Make an exact copy of all the data.

**RECORDS SUPPLIED:**
★ ★ ★ ★ ★

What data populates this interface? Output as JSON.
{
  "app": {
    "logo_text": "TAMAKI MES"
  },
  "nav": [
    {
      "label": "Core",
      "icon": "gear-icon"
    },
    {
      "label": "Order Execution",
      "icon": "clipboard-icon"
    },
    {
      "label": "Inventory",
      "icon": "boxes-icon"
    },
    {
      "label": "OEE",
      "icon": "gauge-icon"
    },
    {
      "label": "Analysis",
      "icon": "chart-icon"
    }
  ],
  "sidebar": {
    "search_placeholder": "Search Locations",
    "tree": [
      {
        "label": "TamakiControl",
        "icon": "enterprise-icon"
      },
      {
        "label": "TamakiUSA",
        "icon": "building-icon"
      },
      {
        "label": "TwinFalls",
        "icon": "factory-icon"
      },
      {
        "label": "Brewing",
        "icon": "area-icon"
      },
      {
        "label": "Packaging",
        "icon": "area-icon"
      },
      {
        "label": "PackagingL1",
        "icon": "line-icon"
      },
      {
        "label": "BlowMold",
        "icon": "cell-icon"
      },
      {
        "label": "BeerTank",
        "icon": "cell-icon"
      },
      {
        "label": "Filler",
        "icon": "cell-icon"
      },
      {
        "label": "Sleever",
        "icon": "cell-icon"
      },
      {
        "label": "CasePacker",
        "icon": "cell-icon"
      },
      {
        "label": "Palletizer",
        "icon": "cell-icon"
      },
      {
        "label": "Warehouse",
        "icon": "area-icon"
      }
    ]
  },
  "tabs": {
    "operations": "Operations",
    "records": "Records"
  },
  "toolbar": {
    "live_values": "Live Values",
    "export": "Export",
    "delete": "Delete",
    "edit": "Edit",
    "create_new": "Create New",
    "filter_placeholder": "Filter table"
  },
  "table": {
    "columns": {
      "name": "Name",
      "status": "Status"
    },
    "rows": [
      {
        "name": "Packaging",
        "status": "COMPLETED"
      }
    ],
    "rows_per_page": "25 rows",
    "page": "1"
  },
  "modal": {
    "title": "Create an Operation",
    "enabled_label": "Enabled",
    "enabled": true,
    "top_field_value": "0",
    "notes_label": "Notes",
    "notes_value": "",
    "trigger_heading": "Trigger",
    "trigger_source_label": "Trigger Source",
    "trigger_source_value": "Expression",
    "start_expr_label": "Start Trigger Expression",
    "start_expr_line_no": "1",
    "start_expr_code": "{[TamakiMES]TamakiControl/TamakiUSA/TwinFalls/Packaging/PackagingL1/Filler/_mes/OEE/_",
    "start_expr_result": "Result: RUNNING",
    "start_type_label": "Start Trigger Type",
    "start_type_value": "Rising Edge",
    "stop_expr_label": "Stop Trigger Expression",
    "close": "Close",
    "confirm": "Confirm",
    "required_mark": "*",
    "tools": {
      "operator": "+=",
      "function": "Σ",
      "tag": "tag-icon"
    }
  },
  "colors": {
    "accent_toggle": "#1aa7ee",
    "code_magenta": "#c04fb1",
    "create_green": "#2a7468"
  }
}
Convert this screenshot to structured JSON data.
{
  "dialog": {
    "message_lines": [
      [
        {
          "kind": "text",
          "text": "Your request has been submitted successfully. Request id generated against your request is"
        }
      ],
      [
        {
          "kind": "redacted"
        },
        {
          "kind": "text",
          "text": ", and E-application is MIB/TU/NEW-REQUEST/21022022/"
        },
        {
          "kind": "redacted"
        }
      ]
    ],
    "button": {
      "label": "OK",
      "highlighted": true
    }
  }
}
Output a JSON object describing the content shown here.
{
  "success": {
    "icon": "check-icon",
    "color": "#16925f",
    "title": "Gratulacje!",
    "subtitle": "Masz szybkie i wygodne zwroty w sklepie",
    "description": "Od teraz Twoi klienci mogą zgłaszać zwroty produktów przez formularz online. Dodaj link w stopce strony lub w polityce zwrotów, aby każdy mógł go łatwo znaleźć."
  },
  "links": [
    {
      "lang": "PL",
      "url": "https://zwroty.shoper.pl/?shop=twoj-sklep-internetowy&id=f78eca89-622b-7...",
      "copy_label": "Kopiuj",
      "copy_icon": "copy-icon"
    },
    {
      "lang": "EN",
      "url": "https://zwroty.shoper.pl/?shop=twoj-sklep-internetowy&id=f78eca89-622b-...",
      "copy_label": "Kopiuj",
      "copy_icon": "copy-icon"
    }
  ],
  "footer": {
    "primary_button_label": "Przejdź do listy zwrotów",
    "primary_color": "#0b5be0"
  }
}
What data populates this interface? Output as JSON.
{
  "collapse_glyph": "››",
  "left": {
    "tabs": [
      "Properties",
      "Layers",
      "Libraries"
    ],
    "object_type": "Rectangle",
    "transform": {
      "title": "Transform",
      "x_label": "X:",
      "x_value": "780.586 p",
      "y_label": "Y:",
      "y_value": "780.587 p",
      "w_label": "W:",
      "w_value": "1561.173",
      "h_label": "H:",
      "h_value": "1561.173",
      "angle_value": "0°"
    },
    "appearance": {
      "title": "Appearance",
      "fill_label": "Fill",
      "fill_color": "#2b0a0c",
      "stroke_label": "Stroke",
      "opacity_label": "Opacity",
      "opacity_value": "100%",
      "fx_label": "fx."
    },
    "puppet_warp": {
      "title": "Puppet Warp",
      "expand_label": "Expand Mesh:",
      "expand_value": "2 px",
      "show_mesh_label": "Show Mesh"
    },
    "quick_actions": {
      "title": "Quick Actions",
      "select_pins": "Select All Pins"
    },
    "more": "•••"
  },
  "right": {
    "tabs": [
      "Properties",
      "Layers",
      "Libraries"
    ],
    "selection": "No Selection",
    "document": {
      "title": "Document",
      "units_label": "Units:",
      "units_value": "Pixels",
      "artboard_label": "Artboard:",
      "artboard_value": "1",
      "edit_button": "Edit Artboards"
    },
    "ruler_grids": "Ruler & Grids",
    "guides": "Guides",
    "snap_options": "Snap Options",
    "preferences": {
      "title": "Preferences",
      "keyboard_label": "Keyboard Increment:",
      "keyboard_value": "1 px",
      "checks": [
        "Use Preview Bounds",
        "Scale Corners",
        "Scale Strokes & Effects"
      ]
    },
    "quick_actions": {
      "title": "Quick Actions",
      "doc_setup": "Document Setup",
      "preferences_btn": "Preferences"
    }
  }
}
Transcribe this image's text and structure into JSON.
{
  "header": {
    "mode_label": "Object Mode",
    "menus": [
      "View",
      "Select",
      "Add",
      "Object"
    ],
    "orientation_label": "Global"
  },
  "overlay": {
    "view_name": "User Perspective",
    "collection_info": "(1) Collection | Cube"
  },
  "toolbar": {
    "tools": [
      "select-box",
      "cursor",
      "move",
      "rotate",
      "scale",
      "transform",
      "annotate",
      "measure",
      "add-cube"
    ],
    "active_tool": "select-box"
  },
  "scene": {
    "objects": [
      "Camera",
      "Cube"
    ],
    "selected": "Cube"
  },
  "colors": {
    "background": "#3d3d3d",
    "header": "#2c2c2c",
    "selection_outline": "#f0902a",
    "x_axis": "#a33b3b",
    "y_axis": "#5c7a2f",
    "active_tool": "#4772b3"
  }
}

★ ★ ★ ★ ★

**CORRECT RESULT:**
What data populates this interface? Output as JSON.
{
  "app": {
    "logo_text": "TAMAKI MES"
  },
  "nav": [
    {
      "label": "Core",
      "icon": "gear-icon"
    },
    {
      "label": "Order Execution",
      "icon": "clipboard-icon"
    },
    {
      "label": "Inventory",
      "icon": "boxes-icon"
    },
    {
      "label": "OEE",
      "icon": "gauge-icon"
    },
    {
      "label": "Analysis",
      "icon": "chart-icon"
    }
  ],
  "sidebar": {
    "search_placeholder": "Search Locations",
    "tree": [
      {
        "label": "TamakiControl",
        "icon": "enterprise-icon"
      },
      {
        "label": "TamakiUSA",
        "icon": "building-icon"
      },
      {
        "label": "TwinFalls",
        "icon": "factory-icon"
      },
      {
        "label": "Brewing",
        "icon": "area-icon"
      },
      {
        "label": "Packaging",
        "icon": "area-icon"
      },
      {
        "label": "PackagingL1",
        "icon": "line-icon"
      },
      {
        "label": "BlowMold",
        "icon": "cell-icon"
      },
      {
        "label": "BeerTank",
        "icon": "cell-icon"
      },
      {
        "label": "Filler",
        "icon": "cell-icon"
      },
      {
        "label": "Sleever",
        "icon": "cell-icon"
      },
      {
        "label": "CasePacker",
        "icon": "cell-icon"
      },
      {
        "label": "Palletizer",
        "icon": "cell-icon"
      },
      {
        "label": "Warehouse",
        "icon": "area-icon"
      }
    ]
  },
  "tabs": {
    "operations": "Operations",
    "records": "Records"
  },
  "toolbar": {
    "live_values": "Live Values",
    "export": "Export",
    "delete": "Delete",
    "edit": "Edit",
    "create_new": "Create New",
    "filter_placeholder": "Filter table"
  },
  "table": {
    "columns": {
      "name": "Name",
      "status": "Status"
    },
    "rows": [
      {
        "name": "Packaging",
        "status": "COMPLETED"
      }
    ],
    "rows_per_page": "25 rows",
    "page": "1"
  },
  "modal": {
    "title": "Create an Operation",
    "enabled_label": "Enabled",
    "enabled": true,
    "top_field_value": "0",
    "notes_label": "Notes",
    "notes_value": "",
    "trigger_heading": "Trigger",
    "trigger_source_label": "Trigger Source",
    "trigger_source_value": "Expression",
    "start_expr_label": "Start Trigger Expression",
    "start_expr_line_no": "1",
    "start_expr_code": "{[TamakiMES]TamakiControl/TamakiUSA/TwinFalls/Packaging/PackagingL1/Filler/_mes/OEE/_",
    "start_expr_result": "Result: RUNNING",
    "start_type_label": "Start Trigger Type",
    "start_type_value": "Rising Edge",
    "stop_expr_label": "Stop Trigger Expression",
    "close": "Close",
    "confirm": "Confirm",
    "required_mark": "*",
    "tools": {
      "operator": "+=",
      "function": "Σ",
      "tag": "tag-icon"
    }
  },
  "colors": {
    "accent_toggle": "#1aa7ee",
    "code_magenta": "#c04fb1",
    "create_green": "#2a7468"
  }
}
Convert this screenshot to structured JSON data.
{
  "dialog": {
    "message_lines": [
      [
        {
          "kind": "text",
          "text": "Your request has been submitted successfully. Request id generated against your request is"
        }
      ],
      [
        {
          "kind": "redacted"
        },
        {
          "kind": "text",
          "text": ", and E-application is MIB/TU/NEW-REQUEST/21022022/"
        },
        {
          "kind": "redacted"
        }
      ]
    ],
    "button": {
      "label": "OK",
      "highlighted": true
    }
  }
}
Output a JSON object describing the content shown here.
{
  "success": {
    "icon": "check-icon",
    "color": "#16925f",
    "title": "Gratulacje!",
    "subtitle": "Masz szybkie i wygodne zwroty w sklepie",
    "description": "Od teraz Twoi klienci mogą zgłaszać zwroty produktów przez formularz online. Dodaj link w stopce strony lub w polityce zwrotów, aby każdy mógł go łatwo znaleźć."
  },
  "links": [
    {
      "lang": "PL",
      "url": "https://zwroty.shoper.pl/?shop=twoj-sklep-internetowy&id=f78eca89-622b-7...",
      "copy_label": "Kopiuj",
      "copy_icon": "copy-icon"
    },
    {
      "lang": "EN",
      "url": "https://zwroty.shoper.pl/?shop=twoj-sklep-internetowy&id=f78eca89-622b-...",
      "copy_label": "Kopiuj",
      "copy_icon": "copy-icon"
    }
  ],
  "footer": {
    "primary_button_label": "Przejdź do listy zwrotów",
    "primary_color": "#0b5be0"
  }
}
What data populates this interface? Output as JSON.
{
  "collapse_glyph": "››",
  "left": {
    "tabs": [
      "Properties",
      "Layers",
      "Libraries"
    ],
    "object_type": "Rectangle",
    "transform": {
      "title": "Transform",
      "x_label": "X:",
      "x_value": "780.586 p",
      "y_label": "Y:",
      "y_value": "780.587 p",
      "w_label": "W:",
      "w_value": "1561.173",
      "h_label": "H:",
      "h_value": "1561.173",
      "angle_value": "0°"
    },
    "appearance": {
      "title": "Appearance",
      "fill_label": "Fill",
      "fill_color": "#2b0a0c",
      "stroke_label": "Stroke",
      "opacity_label": "Opacity",
      "opacity_value": "100%",
      "fx_label": "fx."
    },
    "puppet_warp": {
      "title": "Puppet Warp",
      "expand_label": "Expand Mesh:",
      "expand_value": "2 px",
      "show_mesh_label": "Show Mesh"
    },
    "quick_actions": {
      "title": "Quick Actions",
      "select_pins": "Select All Pins"
    },
    "more": "•••"
  },
  "right": {
    "tabs": [
      "Properties",
      "Layers",
      "Libraries"
    ],
    "selection": "No Selection",
    "document": {
      "title": "Document",
      "units_label": "Units:",
      "units_value": "Pixels",
      "artboard_label": "Artboard:",
      "artboard_value": "1",
      "edit_button": "Edit Artboards"
    },
    "ruler_grids": "Ruler & Grids",
    "guides": "Guides",
    "snap_options": "Snap Options",
    "preferences": {
      "title": "Preferences",
      "keyboard_label": "Keyboard Increment:",
      "keyboard_value": "1 px",
      "checks": [
        "Use Preview Bounds",
        "Scale Corners",
        "Scale Strokes & Effects"
      ]
    },
    "quick_actions": {
      "title": "Quick Actions",
      "doc_setup": "Document Setup",
      "preferences_btn": "Preferences"
    }
  }
}
Transcribe this image's text and structure into JSON.
{
  "header": {
    "mode_label": "Object Mode",
    "menus": [
      "View",
      "Select",
      "Add",
      "Object"
    ],
    "orientation_label": "Global"
  },
  "overlay": {
    "view_name": "User Perspective",
    "collection_info": "(1) Collection | Cube"
  },
  "toolbar": {
    "tools": [
      "select-box",
      "cursor",
      "move",
      "rotate",
      "scale",
      "transform",
      "annotate",
      "measure",
      "add-cube"
    ],
    "active_tool": "select-box"
  },
  "scene": {
    "objects": [
      "Camera",
      "Cube"
    ],
    "selected": "Cube"
  },
  "colors": {
    "background": "#3d3d3d",
    "header": "#2c2c2c",
    "selection_outline": "#f0902a",
    "x_axis": "#a33b3b",
    "y_axis": "#5c7a2f",
    "active_tool": "#4772b3"
  }
}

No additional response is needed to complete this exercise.